> _Work to do_
Exactly reproduce the entries, dropping any pictures from your copy.

> _Stored records_
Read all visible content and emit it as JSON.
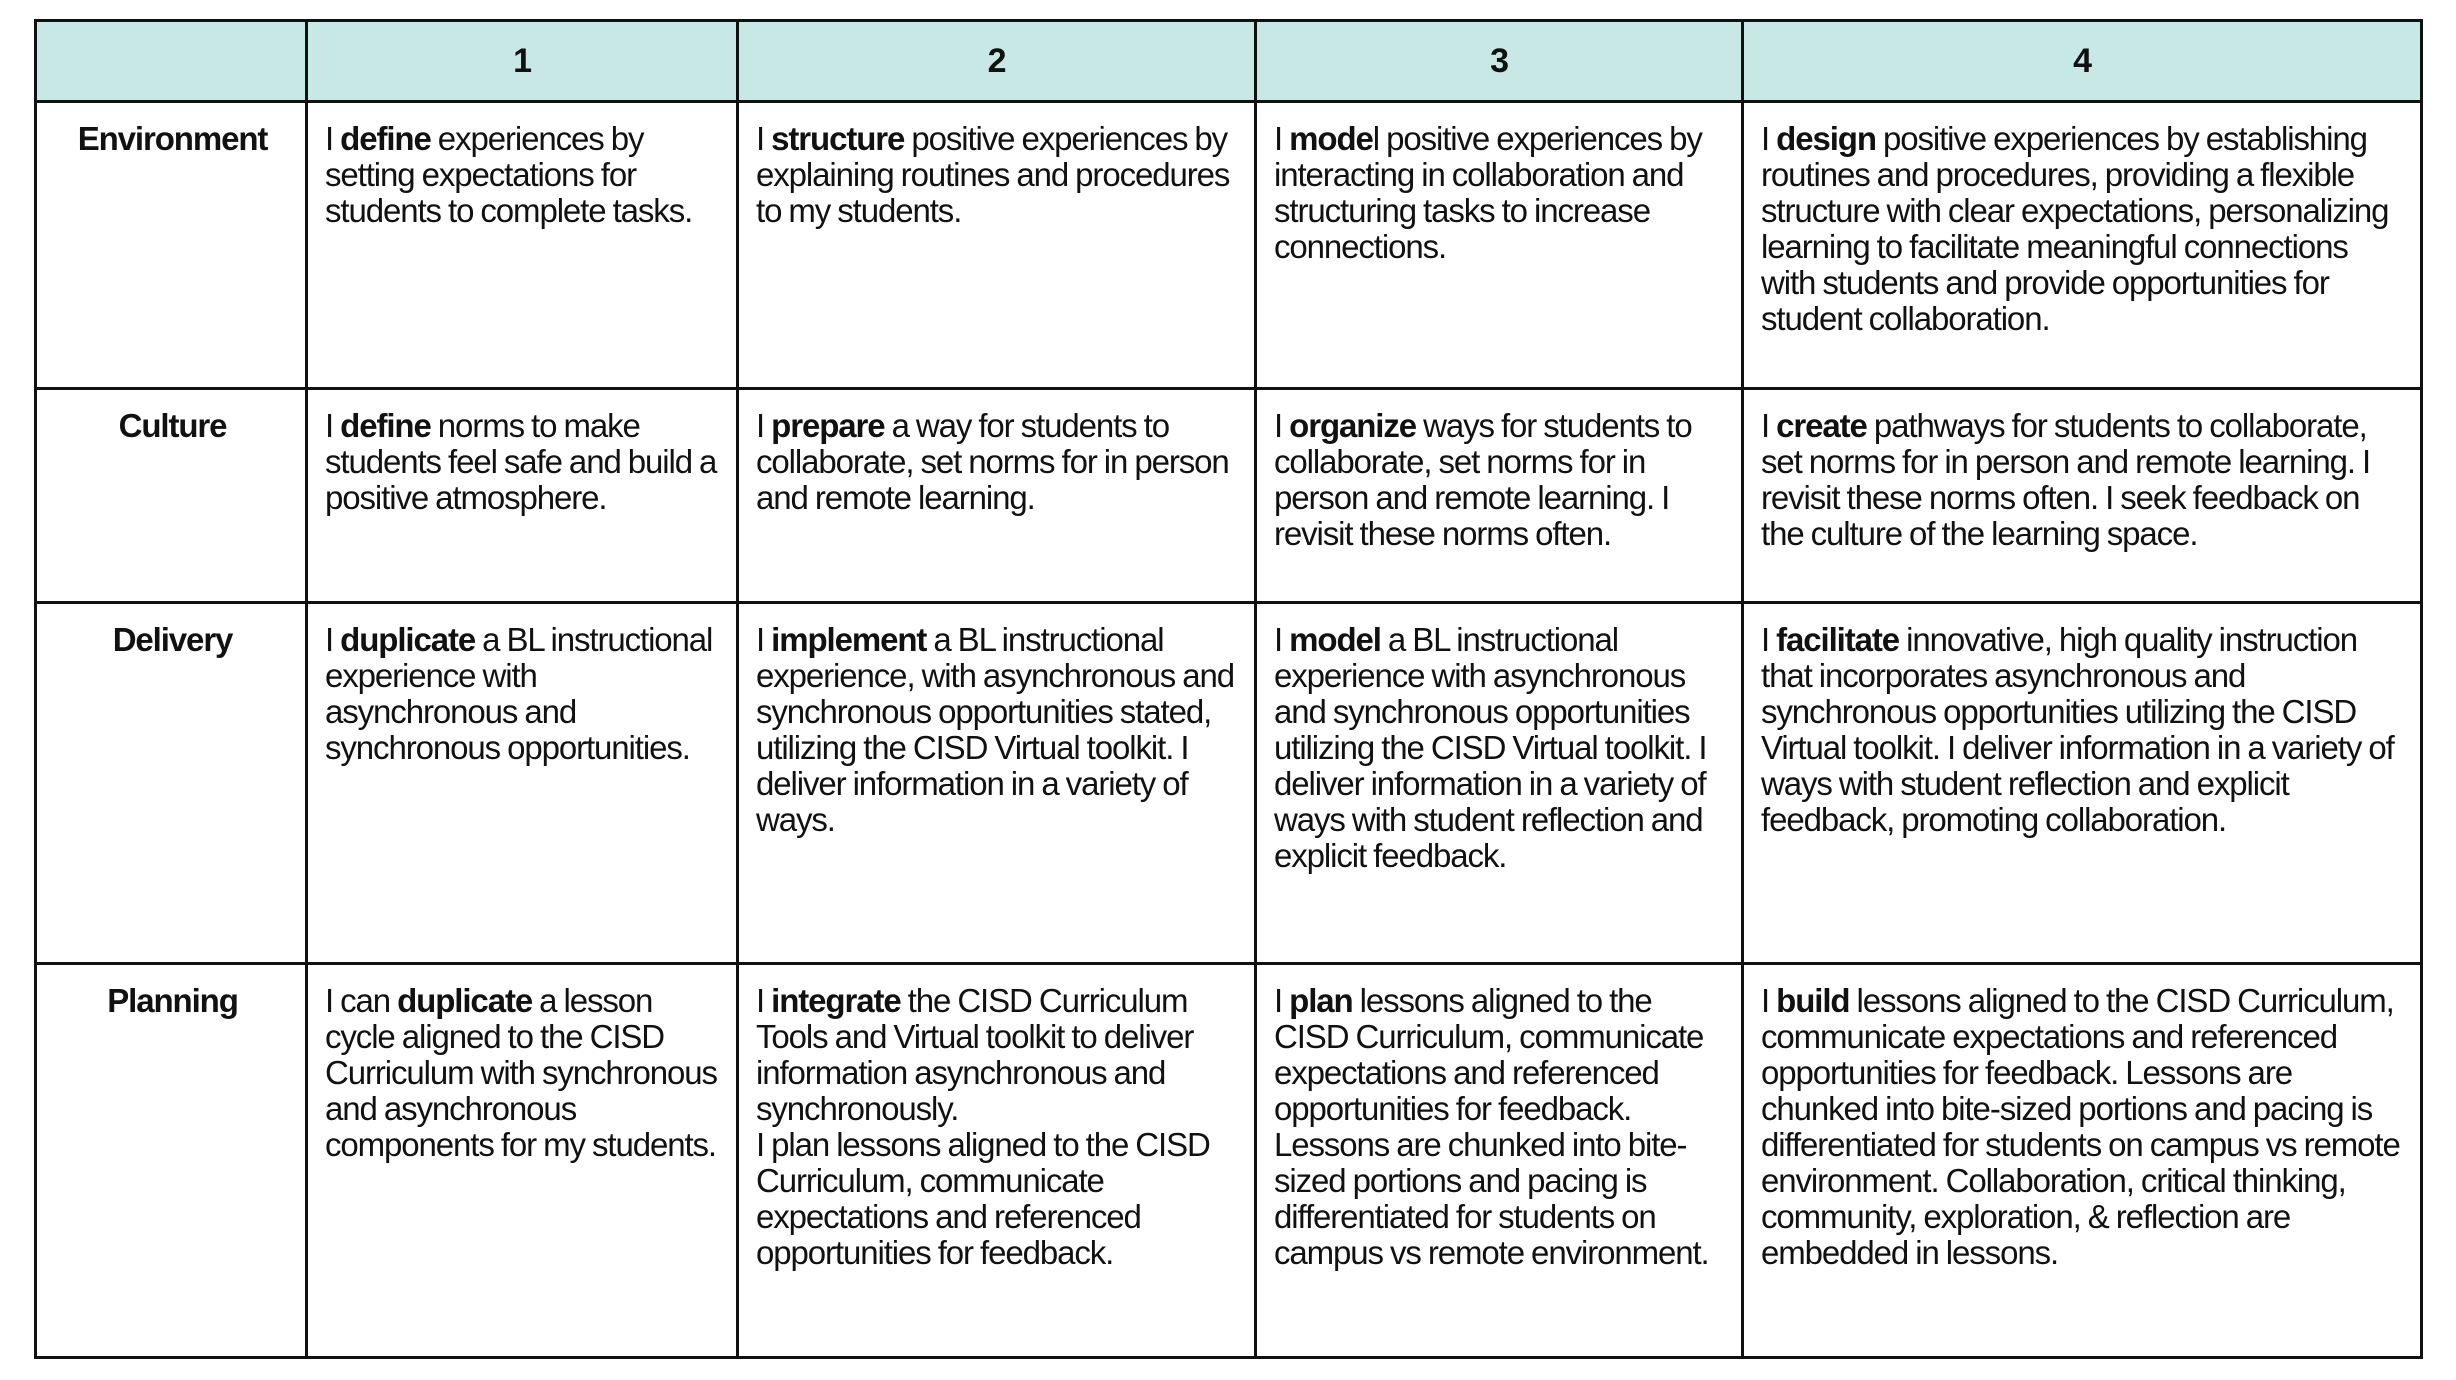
{
  "header": {
    "corner": "",
    "levels": [
      "1",
      "2",
      "3",
      "4"
    ]
  },
  "header_color": "#c8e8e6",
  "rows": [
    {
      "label": "Environment",
      "cells": [
        {
          "pre": "I ",
          "bold": "define",
          "post": " experiences by setting expectations for students to complete tasks.",
          "extra": ""
        },
        {
          "pre": "I ",
          "bold": "structure",
          "post": " positive experiences by explaining routines and procedures to my students.",
          "extra": ""
        },
        {
          "pre": "I ",
          "bold": "mode",
          "post": "l positive experiences by interacting in collaboration and structuring tasks to increase connections.",
          "extra": ""
        },
        {
          "pre": "I ",
          "bold": "design",
          "post": " positive experiences by establishing routines and procedures, providing a flexible structure with clear expectations, personalizing learning to facilitate meaningful connections with students and provide opportunities for student collaboration.",
          "extra": ""
        }
      ]
    },
    {
      "label": "Culture",
      "cells": [
        {
          "pre": "I ",
          "bold": "define",
          "post": " norms to make students feel safe and build a positive atmosphere.",
          "extra": ""
        },
        {
          "pre": "I ",
          "bold": "prepare",
          "post": " a way for students to collaborate, set norms for in person and remote learning.",
          "extra": ""
        },
        {
          "pre": "I ",
          "bold": "organize",
          "post": " ways for students to collaborate, set norms for in person and remote learning. I revisit these norms often.",
          "extra": ""
        },
        {
          "pre": "I ",
          "bold": "create",
          "post": " pathways for students to collaborate, set norms for in person and remote learning. I revisit these norms often. I seek feedback on the culture of the learning space.",
          "extra": ""
        }
      ]
    },
    {
      "label": "Delivery",
      "cells": [
        {
          "pre": "I ",
          "bold": "duplicate",
          "post": " a BL instructional experience with asynchronous and synchronous opportunities.",
          "extra": ""
        },
        {
          "pre": "I ",
          "bold": "implement",
          "post": " a BL instructional experience, with asynchronous and synchronous opportunities stated, utilizing the CISD Virtual toolkit. I deliver information in a variety of ways.",
          "extra": ""
        },
        {
          "pre": "I ",
          "bold": "model",
          "post": " a BL instructional experience with asynchronous and synchronous opportunities utilizing the CISD Virtual toolkit. I deliver information in a variety of ways with student reflection and explicit feedback.",
          "extra": ""
        },
        {
          "pre": "I ",
          "bold": "facilitate",
          "post": " innovative, high quality instruction that incorporates asynchronous and synchronous opportunities utilizing the CISD Virtual toolkit. I deliver information in a variety of ways with student reflection and explicit feedback, promoting collaboration.",
          "extra": ""
        }
      ]
    },
    {
      "label": "Planning",
      "cells": [
        {
          "pre": "I can ",
          "bold": "duplicate",
          "post": " a lesson cycle aligned to the CISD Curriculum with synchronous and asynchronous components for my students.",
          "extra": ""
        },
        {
          "pre": "I ",
          "bold": "integrate",
          "post": " the CISD Curriculum Tools and Virtual toolkit to deliver information asynchronous and synchronously.",
          "extra": "I plan lessons aligned to the CISD Curriculum, communicate expectations and referenced opportunities for feedback."
        },
        {
          "pre": "I ",
          "bold": "plan",
          "post": " lessons aligned to the CISD Curriculum, communicate expectations and referenced opportunities for feedback. Lessons are chunked into bite-sized portions and pacing is differentiated for students on campus vs remote environment.",
          "extra": ""
        },
        {
          "pre": "I ",
          "bold": "build",
          "post": " lessons aligned to the CISD Curriculum, communicate expectations and referenced  opportunities for feedback. Lessons are chunked into bite-sized portions and pacing is differentiated for students on campus vs remote environment. Collaboration, critical thinking, community, exploration, & reflection are embedded in lessons.",
          "extra": ""
        }
      ]
    }
  ]
}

> _Full output_
Read all visible content and emit it as JSON.
{
  "header": {
    "corner": "",
    "levels": [
      "1",
      "2",
      "3",
      "4"
    ]
  },
  "header_color": "#c8e8e6",
  "rows": [
    {
      "label": "Environment",
      "cells": [
        {
          "pre": "I ",
          "bold": "define",
          "post": " experiences by setting expectations for students to complete tasks.",
          "extra": ""
        },
        {
          "pre": "I ",
          "bold": "structure",
          "post": " positive experiences by explaining routines and procedures to my students.",
          "extra": ""
        },
        {
          "pre": "I ",
          "bold": "mode",
          "post": "l positive experiences by interacting in collaboration and structuring tasks to increase connections.",
          "extra": ""
        },
        {
          "pre": "I ",
          "bold": "design",
          "post": " positive experiences by establishing routines and procedures, providing a flexible structure with clear expectations, personalizing learning to facilitate meaningful connections with students and provide opportunities for student collaboration.",
          "extra": ""
        }
      ]
    },
    {
      "label": "Culture",
      "cells": [
        {
          "pre": "I ",
          "bold": "define",
          "post": " norms to make students feel safe and build a positive atmosphere.",
          "extra": ""
        },
        {
          "pre": "I ",
          "bold": "prepare",
          "post": " a way for students to collaborate, set norms for in person and remote learning.",
          "extra": ""
        },
        {
          "pre": "I ",
          "bold": "organize",
          "post": " ways for students to collaborate, set norms for in person and remote learning. I revisit these norms often.",
          "extra": ""
        },
        {
          "pre": "I ",
          "bold": "create",
          "post": " pathways for students to collaborate, set norms for in person and remote learning. I revisit these norms often. I seek feedback on the culture of the learning space.",
          "extra": ""
        }
      ]
    },
    {
      "label": "Delivery",
      "cells": [
        {
          "pre": "I ",
          "bold": "duplicate",
          "post": " a BL instructional experience with asynchronous and synchronous opportunities.",
          "extra": ""
        },
        {
          "pre": "I ",
          "bold": "implement",
          "post": " a BL instructional experience, with asynchronous and synchronous opportunities stated, utilizing the CISD Virtual toolkit. I deliver information in a variety of ways.",
          "extra": ""
        },
        {
          "pre": "I ",
          "bold": "model",
          "post": " a BL instructional experience with asynchronous and synchronous opportunities utilizing the CISD Virtual toolkit. I deliver information in a variety of ways with student reflection and explicit feedback.",
          "extra": ""
        },
        {
          "pre": "I ",
          "bold": "facilitate",
          "post": " innovative, high quality instruction that incorporates asynchronous and synchronous opportunities utilizing the CISD Virtual toolkit. I deliver information in a variety of ways with student reflection and explicit feedback, promoting collaboration.",
          "extra": ""
        }
      ]
    },
    {
      "label": "Planning",
      "cells": [
        {
          "pre": "I can ",
          "bold": "duplicate",
          "post": " a lesson cycle aligned to the CISD Curriculum with synchronous and asynchronous components for my students.",
          "extra": ""
        },
        {
          "pre": "I ",
          "bold": "integrate",
          "post": " the CISD Curriculum Tools and Virtual toolkit to deliver information asynchronous and synchronously.",
          "extra": "I plan lessons aligned to the CISD Curriculum, communicate expectations and referenced opportunities for feedback."
        },
        {
          "pre": "I ",
          "bold": "plan",
          "post": " lessons aligned to the CISD Curriculum, communicate expectations and referenced opportunities for feedback. Lessons are chunked into bite-sized portions and pacing is differentiated for students on campus vs remote environment.",
          "extra": ""
        },
        {
          "pre": "I ",
          "bold": "build",
          "post": " lessons aligned to the CISD Curriculum, communicate expectations and referenced  opportunities for feedback. Lessons are chunked into bite-sized portions and pacing is differentiated for students on campus vs remote environment. Collaboration, critical thinking, community, exploration, & reflection are embedded in lessons.",
          "extra": ""
        }
      ]
    }
  ]
}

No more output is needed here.